Stored data:
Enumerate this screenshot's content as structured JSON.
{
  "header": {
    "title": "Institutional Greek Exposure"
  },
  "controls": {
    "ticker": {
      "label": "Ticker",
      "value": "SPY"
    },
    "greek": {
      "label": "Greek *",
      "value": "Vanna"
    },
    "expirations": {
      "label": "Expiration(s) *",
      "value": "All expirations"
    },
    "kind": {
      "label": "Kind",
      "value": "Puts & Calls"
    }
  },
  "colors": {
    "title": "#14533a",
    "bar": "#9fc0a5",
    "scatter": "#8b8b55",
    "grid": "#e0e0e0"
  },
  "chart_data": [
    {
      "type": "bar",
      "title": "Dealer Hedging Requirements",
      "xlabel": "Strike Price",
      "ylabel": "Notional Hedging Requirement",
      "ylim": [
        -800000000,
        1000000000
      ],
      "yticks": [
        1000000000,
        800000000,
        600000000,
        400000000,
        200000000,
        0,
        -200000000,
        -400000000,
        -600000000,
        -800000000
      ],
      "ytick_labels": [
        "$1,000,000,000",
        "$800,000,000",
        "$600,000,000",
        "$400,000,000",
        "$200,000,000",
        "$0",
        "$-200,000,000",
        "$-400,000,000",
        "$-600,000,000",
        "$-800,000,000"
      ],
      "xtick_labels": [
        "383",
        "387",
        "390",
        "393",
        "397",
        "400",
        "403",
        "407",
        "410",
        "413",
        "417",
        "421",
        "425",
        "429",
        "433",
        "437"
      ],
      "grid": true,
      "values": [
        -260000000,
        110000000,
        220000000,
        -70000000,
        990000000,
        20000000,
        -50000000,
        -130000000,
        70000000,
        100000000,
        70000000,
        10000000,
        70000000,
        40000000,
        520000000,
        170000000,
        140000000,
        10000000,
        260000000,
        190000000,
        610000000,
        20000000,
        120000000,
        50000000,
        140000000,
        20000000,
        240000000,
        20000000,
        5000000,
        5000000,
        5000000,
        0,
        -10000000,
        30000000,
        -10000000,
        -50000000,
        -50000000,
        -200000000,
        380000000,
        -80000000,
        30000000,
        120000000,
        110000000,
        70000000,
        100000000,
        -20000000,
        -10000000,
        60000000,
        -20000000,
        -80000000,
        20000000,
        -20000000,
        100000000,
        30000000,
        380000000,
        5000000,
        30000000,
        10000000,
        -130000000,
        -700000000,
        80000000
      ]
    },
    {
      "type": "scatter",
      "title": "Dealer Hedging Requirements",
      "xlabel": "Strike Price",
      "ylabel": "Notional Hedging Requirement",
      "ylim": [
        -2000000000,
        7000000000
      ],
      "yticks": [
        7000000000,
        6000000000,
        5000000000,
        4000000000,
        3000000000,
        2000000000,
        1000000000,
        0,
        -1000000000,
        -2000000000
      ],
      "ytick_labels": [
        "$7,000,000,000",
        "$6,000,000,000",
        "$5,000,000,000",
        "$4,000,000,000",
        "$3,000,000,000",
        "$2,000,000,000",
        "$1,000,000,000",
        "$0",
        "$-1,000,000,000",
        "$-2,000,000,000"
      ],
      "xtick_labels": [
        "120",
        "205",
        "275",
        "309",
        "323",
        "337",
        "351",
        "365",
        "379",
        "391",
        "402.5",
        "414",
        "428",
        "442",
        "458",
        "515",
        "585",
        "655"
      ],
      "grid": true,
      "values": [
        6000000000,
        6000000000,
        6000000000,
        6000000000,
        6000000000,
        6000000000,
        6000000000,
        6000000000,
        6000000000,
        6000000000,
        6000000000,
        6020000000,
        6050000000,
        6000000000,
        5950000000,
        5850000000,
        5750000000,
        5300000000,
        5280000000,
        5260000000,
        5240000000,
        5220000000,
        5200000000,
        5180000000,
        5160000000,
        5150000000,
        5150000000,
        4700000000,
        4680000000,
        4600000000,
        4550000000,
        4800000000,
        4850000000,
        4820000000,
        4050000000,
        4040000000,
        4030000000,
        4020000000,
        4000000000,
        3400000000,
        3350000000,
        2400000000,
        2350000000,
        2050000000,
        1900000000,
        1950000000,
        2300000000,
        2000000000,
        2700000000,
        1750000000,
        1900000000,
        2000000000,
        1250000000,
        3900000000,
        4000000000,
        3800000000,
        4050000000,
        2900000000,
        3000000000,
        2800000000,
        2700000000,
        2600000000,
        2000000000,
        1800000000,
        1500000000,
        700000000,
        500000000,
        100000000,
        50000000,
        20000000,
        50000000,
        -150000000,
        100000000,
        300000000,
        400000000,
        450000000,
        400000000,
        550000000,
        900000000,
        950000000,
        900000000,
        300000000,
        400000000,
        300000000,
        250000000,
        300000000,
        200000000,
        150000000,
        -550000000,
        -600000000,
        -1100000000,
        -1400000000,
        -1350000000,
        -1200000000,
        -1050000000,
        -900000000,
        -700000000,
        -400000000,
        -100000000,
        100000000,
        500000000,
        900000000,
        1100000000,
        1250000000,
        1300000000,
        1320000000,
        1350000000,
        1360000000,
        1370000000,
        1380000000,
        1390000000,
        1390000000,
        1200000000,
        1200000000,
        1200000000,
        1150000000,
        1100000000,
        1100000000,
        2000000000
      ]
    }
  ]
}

Requirement
Please restate the data word for word, every record included.

Exercise answer
Enumerate this screenshot's content as structured JSON.
{
  "header": {
    "title": "Institutional Greek Exposure"
  },
  "controls": {
    "ticker": {
      "label": "Ticker",
      "value": "SPY"
    },
    "greek": {
      "label": "Greek *",
      "value": "Vanna"
    },
    "expirations": {
      "label": "Expiration(s) *",
      "value": "All expirations"
    },
    "kind": {
      "label": "Kind",
      "value": "Puts & Calls"
    }
  },
  "colors": {
    "title": "#14533a",
    "bar": "#9fc0a5",
    "scatter": "#8b8b55",
    "grid": "#e0e0e0"
  },
  "chart_data": [
    {
      "type": "bar",
      "title": "Dealer Hedging Requirements",
      "xlabel": "Strike Price",
      "ylabel": "Notional Hedging Requirement",
      "ylim": [
        -800000000,
        1000000000
      ],
      "yticks": [
        1000000000,
        800000000,
        600000000,
        400000000,
        200000000,
        0,
        -200000000,
        -400000000,
        -600000000,
        -800000000
      ],
      "ytick_labels": [
        "$1,000,000,000",
        "$800,000,000",
        "$600,000,000",
        "$400,000,000",
        "$200,000,000",
        "$0",
        "$-200,000,000",
        "$-400,000,000",
        "$-600,000,000",
        "$-800,000,000"
      ],
      "xtick_labels": [
        "383",
        "387",
        "390",
        "393",
        "397",
        "400",
        "403",
        "407",
        "410",
        "413",
        "417",
        "421",
        "425",
        "429",
        "433",
        "437"
      ],
      "grid": true,
      "values": [
        -260000000,
        110000000,
        220000000,
        -70000000,
        990000000,
        20000000,
        -50000000,
        -130000000,
        70000000,
        100000000,
        70000000,
        10000000,
        70000000,
        40000000,
        520000000,
        170000000,
        140000000,
        10000000,
        260000000,
        190000000,
        610000000,
        20000000,
        120000000,
        50000000,
        140000000,
        20000000,
        240000000,
        20000000,
        5000000,
        5000000,
        5000000,
        0,
        -10000000,
        30000000,
        -10000000,
        -50000000,
        -50000000,
        -200000000,
        380000000,
        -80000000,
        30000000,
        120000000,
        110000000,
        70000000,
        100000000,
        -20000000,
        -10000000,
        60000000,
        -20000000,
        -80000000,
        20000000,
        -20000000,
        100000000,
        30000000,
        380000000,
        5000000,
        30000000,
        10000000,
        -130000000,
        -700000000,
        80000000
      ]
    },
    {
      "type": "scatter",
      "title": "Dealer Hedging Requirements",
      "xlabel": "Strike Price",
      "ylabel": "Notional Hedging Requirement",
      "ylim": [
        -2000000000,
        7000000000
      ],
      "yticks": [
        7000000000,
        6000000000,
        5000000000,
        4000000000,
        3000000000,
        2000000000,
        1000000000,
        0,
        -1000000000,
        -2000000000
      ],
      "ytick_labels": [
        "$7,000,000,000",
        "$6,000,000,000",
        "$5,000,000,000",
        "$4,000,000,000",
        "$3,000,000,000",
        "$2,000,000,000",
        "$1,000,000,000",
        "$0",
        "$-1,000,000,000",
        "$-2,000,000,000"
      ],
      "xtick_labels": [
        "120",
        "205",
        "275",
        "309",
        "323",
        "337",
        "351",
        "365",
        "379",
        "391",
        "402.5",
        "414",
        "428",
        "442",
        "458",
        "515",
        "585",
        "655"
      ],
      "grid": true,
      "values": [
        6000000000,
        6000000000,
        6000000000,
        6000000000,
        6000000000,
        6000000000,
        6000000000,
        6000000000,
        6000000000,
        6000000000,
        6000000000,
        6020000000,
        6050000000,
        6000000000,
        5950000000,
        5850000000,
        5750000000,
        5300000000,
        5280000000,
        5260000000,
        5240000000,
        5220000000,
        5200000000,
        5180000000,
        5160000000,
        5150000000,
        5150000000,
        4700000000,
        4680000000,
        4600000000,
        4550000000,
        4800000000,
        4850000000,
        4820000000,
        4050000000,
        4040000000,
        4030000000,
        4020000000,
        4000000000,
        3400000000,
        3350000000,
        2400000000,
        2350000000,
        2050000000,
        1900000000,
        1950000000,
        2300000000,
        2000000000,
        2700000000,
        1750000000,
        1900000000,
        2000000000,
        1250000000,
        3900000000,
        4000000000,
        3800000000,
        4050000000,
        2900000000,
        3000000000,
        2800000000,
        2700000000,
        2600000000,
        2000000000,
        1800000000,
        1500000000,
        700000000,
        500000000,
        100000000,
        50000000,
        20000000,
        50000000,
        -150000000,
        100000000,
        300000000,
        400000000,
        450000000,
        400000000,
        550000000,
        900000000,
        950000000,
        900000000,
        300000000,
        400000000,
        300000000,
        250000000,
        300000000,
        200000000,
        150000000,
        -550000000,
        -600000000,
        -1100000000,
        -1400000000,
        -1350000000,
        -1200000000,
        -1050000000,
        -900000000,
        -700000000,
        -400000000,
        -100000000,
        100000000,
        500000000,
        900000000,
        1100000000,
        1250000000,
        1300000000,
        1320000000,
        1350000000,
        1360000000,
        1370000000,
        1380000000,
        1390000000,
        1390000000,
        1200000000,
        1200000000,
        1200000000,
        1150000000,
        1100000000,
        1100000000,
        2000000000
      ]
    }
  ]
}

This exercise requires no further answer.